▶ [Given records]:
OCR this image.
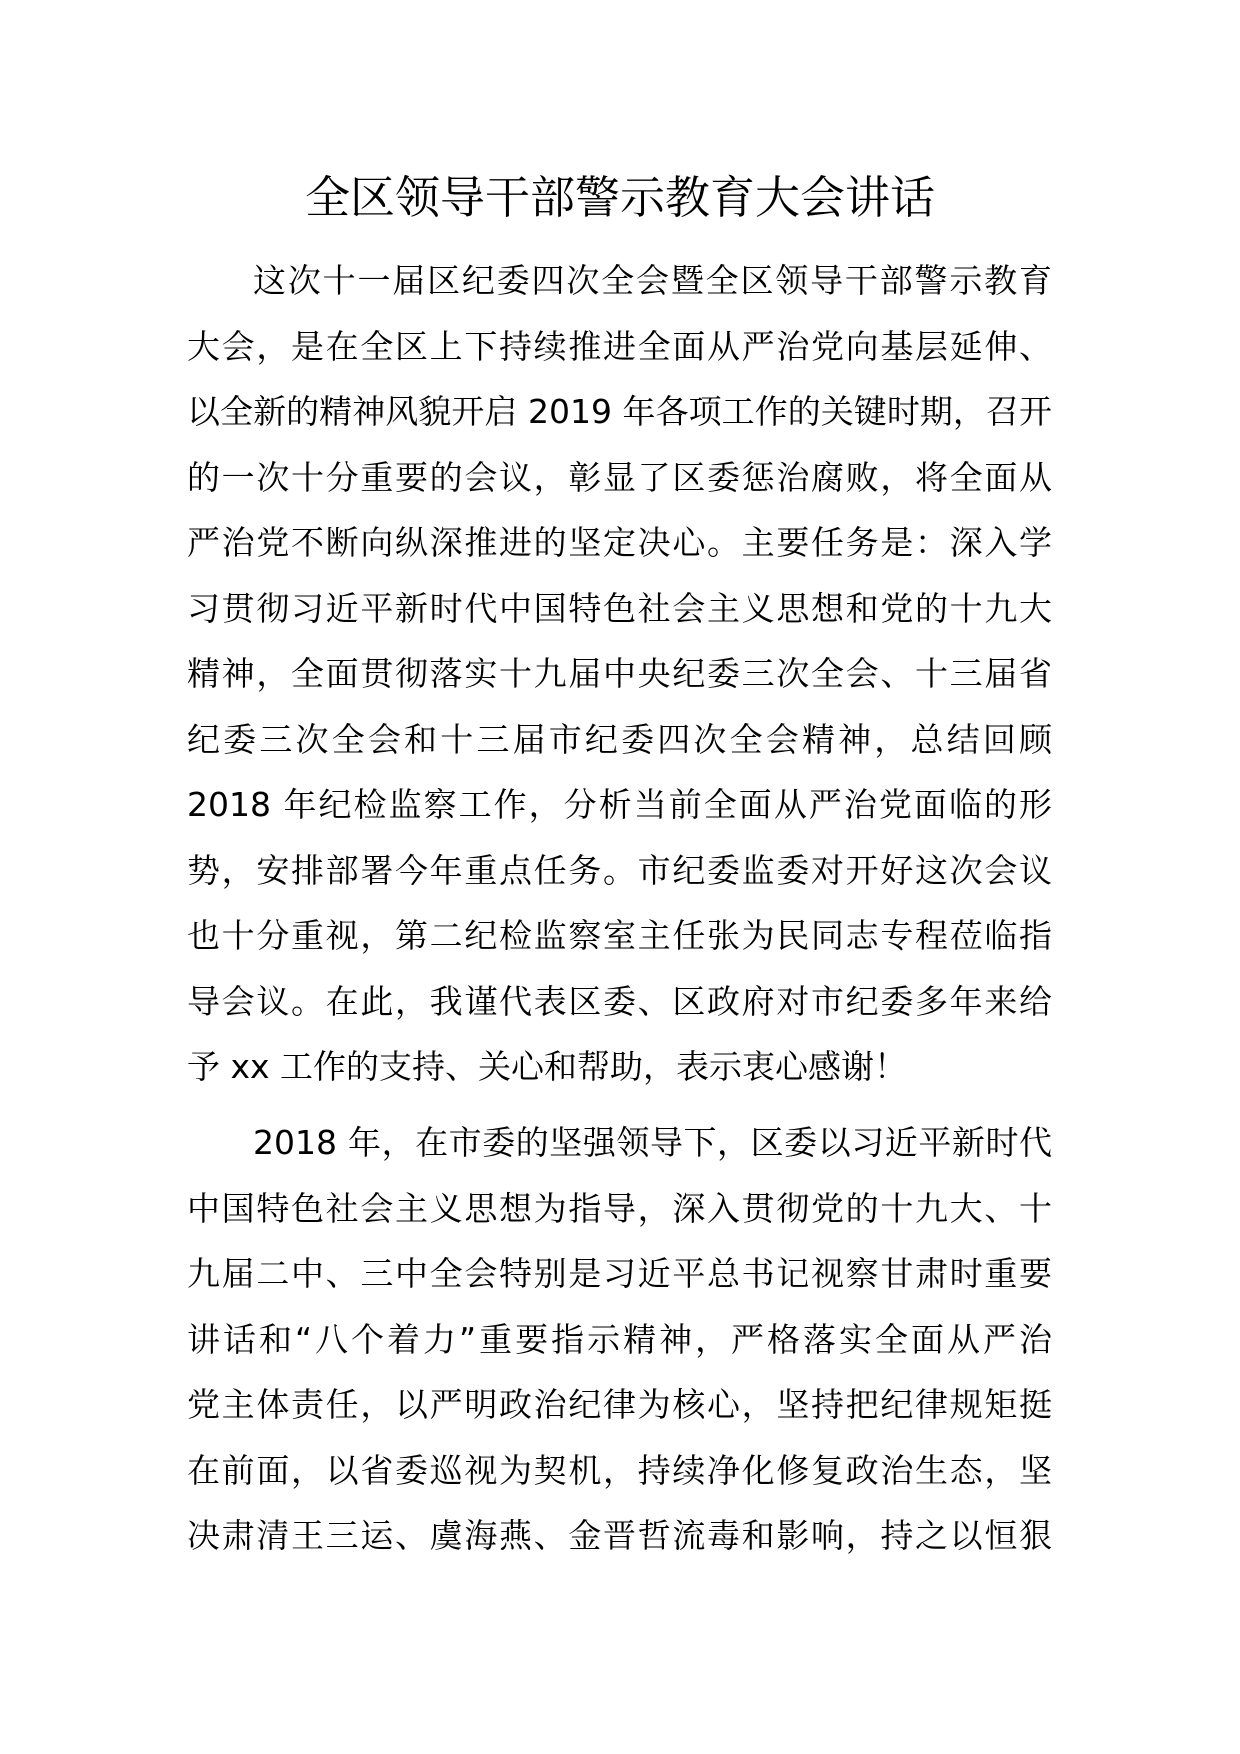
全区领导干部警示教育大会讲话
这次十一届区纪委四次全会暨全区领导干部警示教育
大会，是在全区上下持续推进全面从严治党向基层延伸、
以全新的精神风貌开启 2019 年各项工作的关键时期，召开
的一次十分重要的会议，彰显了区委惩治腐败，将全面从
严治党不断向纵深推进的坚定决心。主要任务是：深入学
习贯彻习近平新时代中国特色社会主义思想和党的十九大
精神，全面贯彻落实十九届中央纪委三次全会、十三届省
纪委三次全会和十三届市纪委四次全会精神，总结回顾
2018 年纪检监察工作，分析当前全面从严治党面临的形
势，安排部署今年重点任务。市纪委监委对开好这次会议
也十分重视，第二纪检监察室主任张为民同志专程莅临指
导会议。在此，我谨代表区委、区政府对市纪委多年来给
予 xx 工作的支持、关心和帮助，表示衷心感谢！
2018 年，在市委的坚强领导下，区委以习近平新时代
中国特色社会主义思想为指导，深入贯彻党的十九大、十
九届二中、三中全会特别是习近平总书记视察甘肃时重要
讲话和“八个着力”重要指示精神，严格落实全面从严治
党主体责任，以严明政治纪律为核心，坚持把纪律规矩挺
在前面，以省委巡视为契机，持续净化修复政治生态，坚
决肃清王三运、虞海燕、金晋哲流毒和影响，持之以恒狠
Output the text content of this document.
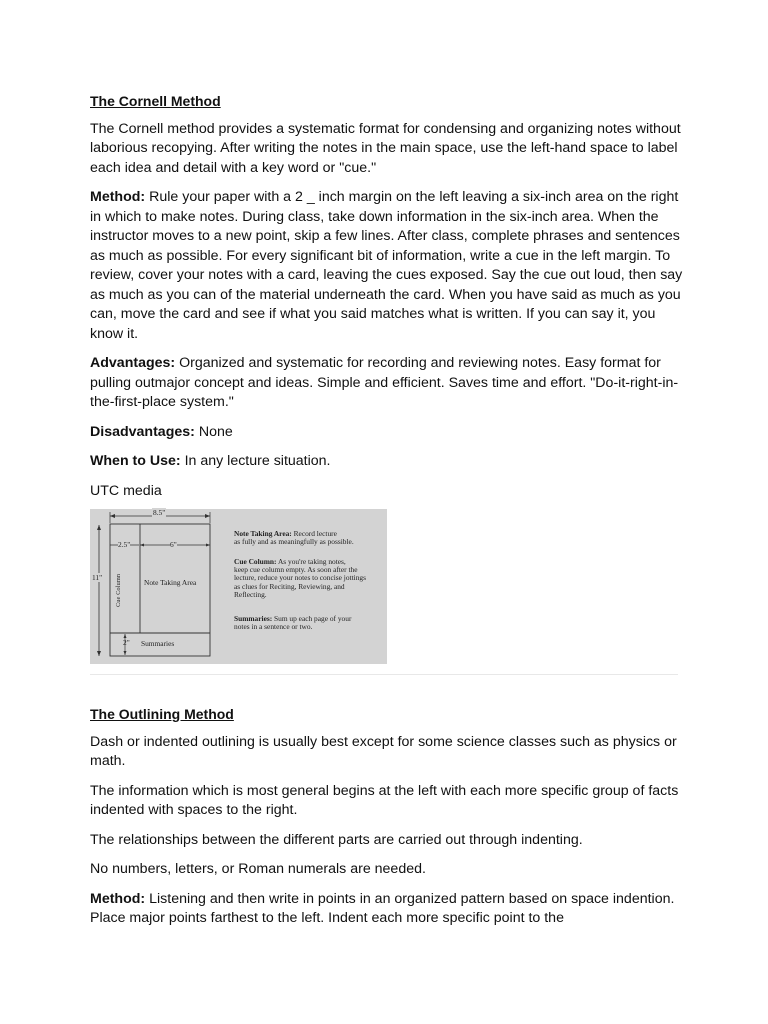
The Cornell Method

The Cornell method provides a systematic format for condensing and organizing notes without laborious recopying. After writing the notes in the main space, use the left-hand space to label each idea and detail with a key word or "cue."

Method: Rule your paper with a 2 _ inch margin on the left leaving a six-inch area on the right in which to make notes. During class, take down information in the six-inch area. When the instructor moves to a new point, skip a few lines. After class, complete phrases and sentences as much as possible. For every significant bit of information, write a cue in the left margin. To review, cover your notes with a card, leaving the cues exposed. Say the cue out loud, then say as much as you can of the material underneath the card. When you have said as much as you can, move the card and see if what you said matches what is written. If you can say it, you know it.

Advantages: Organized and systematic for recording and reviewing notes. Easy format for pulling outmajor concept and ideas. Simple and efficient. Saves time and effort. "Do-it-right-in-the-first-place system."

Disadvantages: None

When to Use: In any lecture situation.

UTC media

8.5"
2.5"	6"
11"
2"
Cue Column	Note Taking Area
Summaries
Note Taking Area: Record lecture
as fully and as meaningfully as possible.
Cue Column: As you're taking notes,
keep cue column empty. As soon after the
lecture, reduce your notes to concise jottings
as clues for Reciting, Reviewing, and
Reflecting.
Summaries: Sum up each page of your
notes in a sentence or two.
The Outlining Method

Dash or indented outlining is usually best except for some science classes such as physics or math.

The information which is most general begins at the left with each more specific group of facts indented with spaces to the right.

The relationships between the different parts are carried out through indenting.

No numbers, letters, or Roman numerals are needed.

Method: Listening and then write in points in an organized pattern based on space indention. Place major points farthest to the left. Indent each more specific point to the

▶ [Work to be completed]: Answer with one number only: how many lines above contain the word "When".

▶ [Answer below]: 2